● Task data:
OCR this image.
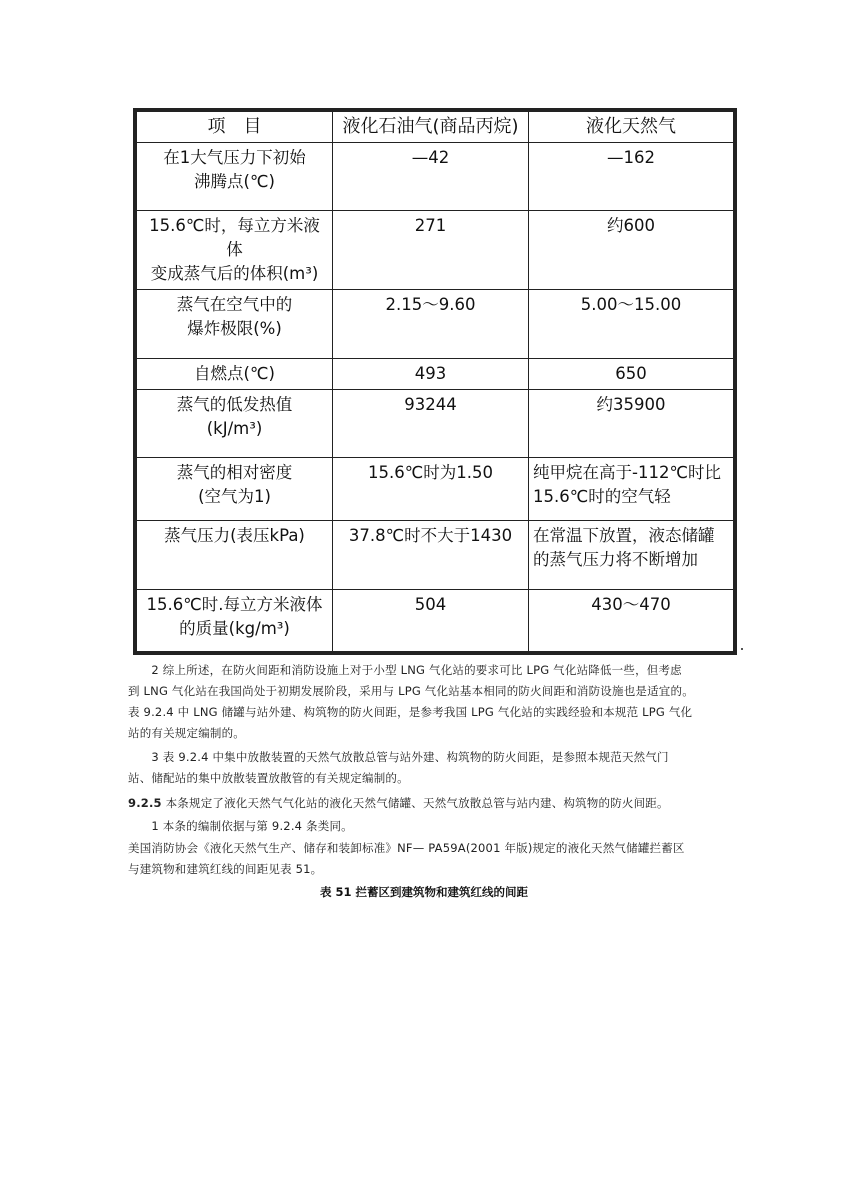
项　目	液化石油气(商品丙烷)	液化天然气

在1大气压力下初始
沸腾点(℃)	—42	—162

15.6℃时，每立方米液
体
变成蒸气后的体积(m³)	271	约600

蒸气在空气中的
爆炸极限(%)	2.15～9.60	5.00～15.00

自燃点(℃)	493	650

蒸气的低发热值
(kJ/m³)	93244	约35900

蒸气的相对密度
(空气为1)	15.6℃时为1.50	纯甲烷在高于-112℃时比
15.6℃时的空气轻

蒸气压力(表压kPa)	37.8℃时不大于1430	在常温下放置，液态储罐
的蒸气压力将不断增加

15.6℃时.每立方米液体
的质量(kg/m³)	504	430～470
　　2 综上所述，在防火间距和消防设施上对于小型 LNG 气化站的要求可比 LPG 气化站降低一些，但考虑
到 LNG 气化站在我国尚处于初期发展阶段，采用与 LPG 气化站基本相同的防火间距和消防设施也是适宜的。
表 9.2.4 中 LNG 储罐与站外建、构筑物的防火间距，是参考我国 LPG 气化站的实践经验和本规范 LPG 气化
站的有关规定编制的。
　　3 表 9.2.4 中集中放散装置的天然气放散总管与站外建、构筑物的防火间距，是参照本规范天然气门
站、储配站的集中放散装置放散管的有关规定编制的。
9.2.5 本条规定了液化天然气气化站的液化天然气储罐、天然气放散总管与站内建、构筑物的防火间距。
　　1 本条的编制依据与第 9.2.4 条类同。
美国消防协会《液化天然气生产、储存和装卸标准》NF— PA59A(2001 年版)规定的液化天然气储罐拦蓄区
与建筑物和建筑红线的间距见表 51。
表 51 拦蓄区到建筑物和建筑红线的间距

● Objective: Give all the entries again exactly, dropping each picture.

● Output of the exercise:
OCR this image.
项　目	液化石油气(商品丙烷)	液化天然气

在1大气压力下初始
沸腾点(℃)	—42	—162

15.6℃时，每立方米液
体
变成蒸气后的体积(m³)	271	约600

蒸气在空气中的
爆炸极限(%)	2.15～9.60	5.00～15.00

自燃点(℃)	493	650

蒸气的低发热值
(kJ/m³)	93244	约35900

蒸气的相对密度
(空气为1)	15.6℃时为1.50	纯甲烷在高于-112℃时比
15.6℃时的空气轻

蒸气压力(表压kPa)	37.8℃时不大于1430	在常温下放置，液态储罐
的蒸气压力将不断增加

15.6℃时.每立方米液体
的质量(kg/m³)	504	430～470
　　2 综上所述，在防火间距和消防设施上对于小型 LNG 气化站的要求可比 LPG 气化站降低一些，但考虑
到 LNG 气化站在我国尚处于初期发展阶段，采用与 LPG 气化站基本相同的防火间距和消防设施也是适宜的。
表 9.2.4 中 LNG 储罐与站外建、构筑物的防火间距，是参考我国 LPG 气化站的实践经验和本规范 LPG 气化
站的有关规定编制的。
　　3 表 9.2.4 中集中放散装置的天然气放散总管与站外建、构筑物的防火间距，是参照本规范天然气门
站、储配站的集中放散装置放散管的有关规定编制的。
9.2.5 本条规定了液化天然气气化站的液化天然气储罐、天然气放散总管与站内建、构筑物的防火间距。
　　1 本条的编制依据与第 9.2.4 条类同。
美国消防协会《液化天然气生产、储存和装卸标准》NF— PA59A(2001 年版)规定的液化天然气储罐拦蓄区
与建筑物和建筑红线的间距见表 51。
表 51 拦蓄区到建筑物和建筑红线的间距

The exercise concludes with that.